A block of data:
════════════════

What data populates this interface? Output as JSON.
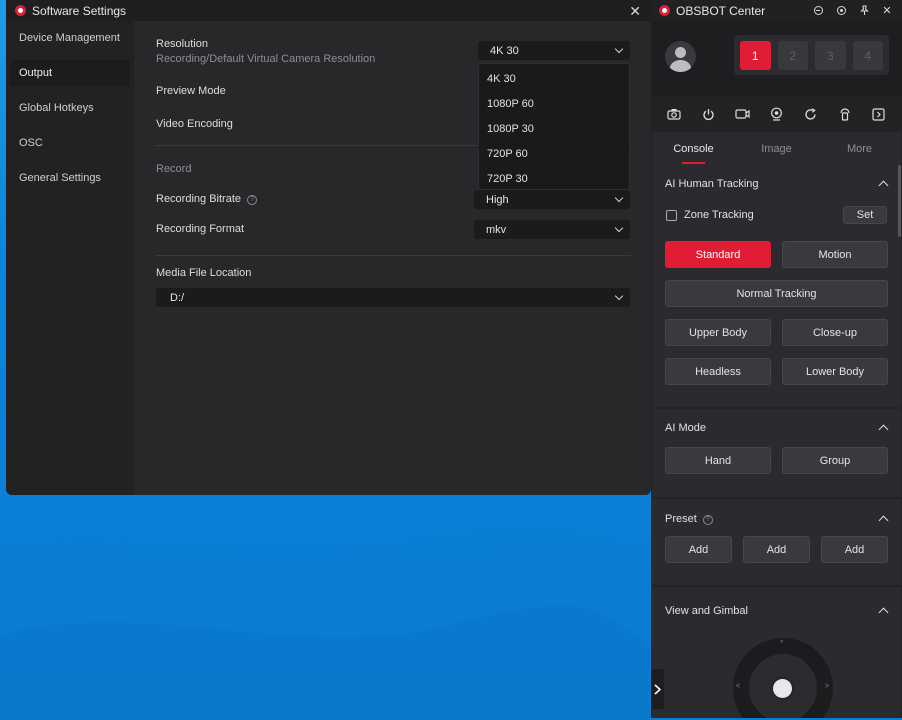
{
  "settings_window": {
    "title": "Software Settings",
    "sidebar": [
      {
        "label": "Device Management",
        "active": false
      },
      {
        "label": "Output",
        "active": true
      },
      {
        "label": "Global Hotkeys",
        "active": false
      },
      {
        "label": "OSC",
        "active": false
      },
      {
        "label": "General Settings",
        "active": false
      }
    ],
    "resolution": {
      "label": "Resolution",
      "sublabel": "Recording/Default Virtual Camera Resolution",
      "value": "4K 30",
      "options": [
        "4K 30",
        "1080P 60",
        "1080P 30",
        "720P 60",
        "720P 30"
      ]
    },
    "preview_mode_label": "Preview Mode",
    "video_encoding_label": "Video Encoding",
    "record_section": "Record",
    "recording_bitrate": {
      "label": "Recording Bitrate",
      "value": "High"
    },
    "recording_format": {
      "label": "Recording Format",
      "value": "mkv"
    },
    "media_location": {
      "label": "Media File Location",
      "value": "D:/"
    }
  },
  "obsbot_window": {
    "title": "OBSBOT Center",
    "devices": [
      "1",
      "2",
      "3",
      "4"
    ],
    "active_device": "1",
    "toolbar_icons": [
      "camera-icon",
      "power-icon",
      "video-record-icon",
      "webcam-icon",
      "refresh-icon",
      "gimbal-icon",
      "collapse-panel-icon"
    ],
    "tabs": [
      {
        "label": "Console",
        "active": true
      },
      {
        "label": "Image",
        "active": false
      },
      {
        "label": "More",
        "active": false
      }
    ],
    "ai_tracking": {
      "title": "AI Human Tracking",
      "zone_tracking_label": "Zone Tracking",
      "zone_tracking_checked": false,
      "set_label": "Set",
      "standard_label": "Standard",
      "motion_label": "Motion",
      "normal_tracking_label": "Normal Tracking",
      "upper_body_label": "Upper Body",
      "close_up_label": "Close-up",
      "headless_label": "Headless",
      "lower_body_label": "Lower Body"
    },
    "ai_mode": {
      "title": "AI Mode",
      "hand_label": "Hand",
      "group_label": "Group"
    },
    "preset": {
      "title": "Preset",
      "add_labels": [
        "Add",
        "Add",
        "Add"
      ]
    },
    "view_gimbal": {
      "title": "View and Gimbal"
    }
  },
  "colors": {
    "accent": "#e11d35",
    "desktop": "#0b86dc"
  }
}
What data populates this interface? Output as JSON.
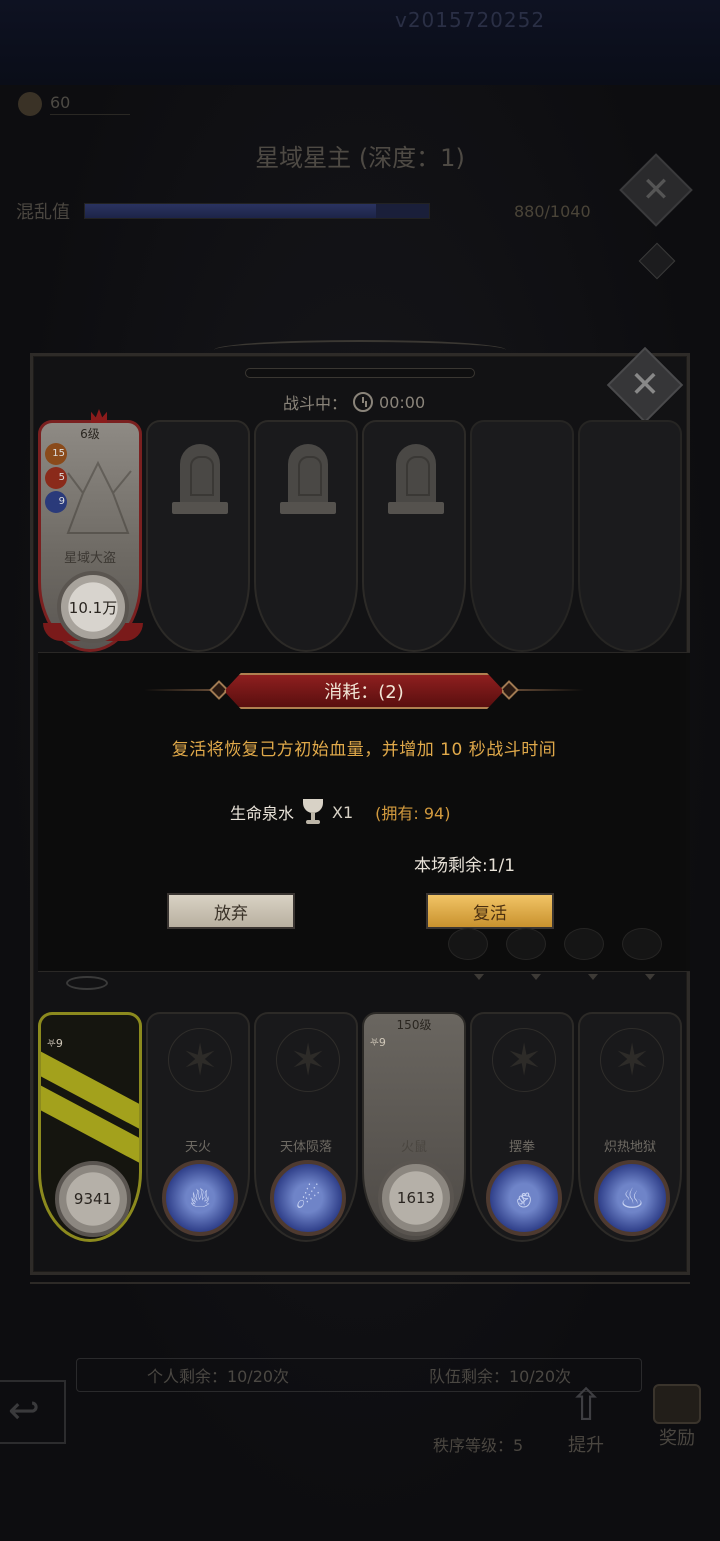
{
  "top": {
    "version": "v2015720252"
  },
  "background": {
    "stamina_value": "60",
    "title": "星域星主 (深度：1)",
    "chaos_label": "混乱值",
    "chaos_value": "880/1040",
    "chaos_fraction": 0.846,
    "personal_remaining": "个人剩余：10/20次",
    "team_remaining": "队伍剩余：10/20次",
    "order_level": "秩序等级：5",
    "upgrade_label": "提升",
    "reward_label": "奖励"
  },
  "battle": {
    "status_label": "战斗中：",
    "timer": "00:00",
    "boss": {
      "level": "6级",
      "name": "星域大盗",
      "hp": "10.1万",
      "badge1": "15",
      "badge2": "5",
      "badge3": "9"
    },
    "enemy_slots": [
      "boss",
      "tomb",
      "tomb",
      "tomb",
      "empty",
      "empty"
    ]
  },
  "dialog": {
    "cost_title": "消耗：(2)",
    "description": "复活将恢复己方初始血量，并增加 10 秒战斗时间",
    "item_name": "生命泉水",
    "item_qty": "X1",
    "item_owned": "(拥有: 94)",
    "remaining": "本场剩余:1/1",
    "abandon_label": "放弃",
    "revive_label": "复活"
  },
  "heroes": [
    {
      "kind": "main",
      "hp": "9341",
      "badge": "9"
    },
    {
      "kind": "skill",
      "name": "天火",
      "icon": "flame-icon"
    },
    {
      "kind": "skill",
      "name": "天体陨落",
      "icon": "meteor-icon"
    },
    {
      "kind": "light",
      "level": "150级",
      "name": "火鼠",
      "hp": "1613",
      "badge": "9"
    },
    {
      "kind": "skill",
      "name": "摆拳",
      "icon": "fist-icon"
    },
    {
      "kind": "skill",
      "name": "炽热地狱",
      "icon": "hellfire-icon"
    }
  ],
  "colors": {
    "accent_gold": "#e0a94a",
    "banner_red": "#8e1f1f",
    "revive_gold": "#f1c466"
  }
}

════════════════

Pictures in the records above are not copied; print everything else exactly.

CORRECT ANSWER:
What data populates this interface? Output as JSON.
{
  "settings_window": {
    "title": "Software Settings",
    "sidebar": [
      {
        "label": "Device Management",
        "active": false
      },
      {
        "label": "Output",
        "active": true
      },
      {
        "label": "Global Hotkeys",
        "active": false
      },
      {
        "label": "OSC",
        "active": false
      },
      {
        "label": "General Settings",
        "active": false
      }
    ],
    "resolution": {
      "label": "Resolution",
      "sublabel": "Recording/Default Virtual Camera Resolution",
      "value": "4K 30",
      "options": [
        "4K 30",
        "1080P 60",
        "1080P 30",
        "720P 60",
        "720P 30"
      ]
    },
    "preview_mode_label": "Preview Mode",
    "video_encoding_label": "Video Encoding",
    "record_section": "Record",
    "recording_bitrate": {
      "label": "Recording Bitrate",
      "value": "High"
    },
    "recording_format": {
      "label": "Recording Format",
      "value": "mkv"
    },
    "media_location": {
      "label": "Media File Location",
      "value": "D:/"
    }
  },
  "obsbot_window": {
    "title": "OBSBOT Center",
    "devices": [
      "1",
      "2",
      "3",
      "4"
    ],
    "active_device": "1",
    "toolbar_icons": [
      "camera-icon",
      "power-icon",
      "video-record-icon",
      "webcam-icon",
      "refresh-icon",
      "gimbal-icon",
      "collapse-panel-icon"
    ],
    "tabs": [
      {
        "label": "Console",
        "active": true
      },
      {
        "label": "Image",
        "active": false
      },
      {
        "label": "More",
        "active": false
      }
    ],
    "ai_tracking": {
      "title": "AI Human Tracking",
      "zone_tracking_label": "Zone Tracking",
      "zone_tracking_checked": false,
      "set_label": "Set",
      "standard_label": "Standard",
      "motion_label": "Motion",
      "normal_tracking_label": "Normal Tracking",
      "upper_body_label": "Upper Body",
      "close_up_label": "Close-up",
      "headless_label": "Headless",
      "lower_body_label": "Lower Body"
    },
    "ai_mode": {
      "title": "AI Mode",
      "hand_label": "Hand",
      "group_label": "Group"
    },
    "preset": {
      "title": "Preset",
      "add_labels": [
        "Add",
        "Add",
        "Add"
      ]
    },
    "view_gimbal": {
      "title": "View and Gimbal"
    }
  },
  "colors": {
    "accent": "#e11d35",
    "desktop": "#0b86dc"
  }
}
What data populates this interface? Output as JSON.
{
  "top": {
    "version": "v2015720252"
  },
  "background": {
    "stamina_value": "60",
    "title": "星域星主 (深度：1)",
    "chaos_label": "混乱值",
    "chaos_value": "880/1040",
    "chaos_fraction": 0.846,
    "personal_remaining": "个人剩余：10/20次",
    "team_remaining": "队伍剩余：10/20次",
    "order_level": "秩序等级：5",
    "upgrade_label": "提升",
    "reward_label": "奖励"
  },
  "battle": {
    "status_label": "战斗中：",
    "timer": "00:00",
    "boss": {
      "level": "6级",
      "name": "星域大盗",
      "hp": "10.1万",
      "badge1": "15",
      "badge2": "5",
      "badge3": "9"
    },
    "enemy_slots": [
      "boss",
      "tomb",
      "tomb",
      "tomb",
      "empty",
      "empty"
    ]
  },
  "dialog": {
    "cost_title": "消耗：(2)",
    "description": "复活将恢复己方初始血量，并增加 10 秒战斗时间",
    "item_name": "生命泉水",
    "item_qty": "X1",
    "item_owned": "(拥有: 94)",
    "remaining": "本场剩余:1/1",
    "abandon_label": "放弃",
    "revive_label": "复活"
  },
  "heroes": [
    {
      "kind": "main",
      "hp": "9341",
      "badge": "9"
    },
    {
      "kind": "skill",
      "name": "天火",
      "icon": "flame-icon"
    },
    {
      "kind": "skill",
      "name": "天体陨落",
      "icon": "meteor-icon"
    },
    {
      "kind": "light",
      "level": "150级",
      "name": "火鼠",
      "hp": "1613",
      "badge": "9"
    },
    {
      "kind": "skill",
      "name": "摆拳",
      "icon": "fist-icon"
    },
    {
      "kind": "skill",
      "name": "炽热地狱",
      "icon": "hellfire-icon"
    }
  ],
  "colors": {
    "accent_gold": "#e0a94a",
    "banner_red": "#8e1f1f",
    "revive_gold": "#f1c466"
  }
}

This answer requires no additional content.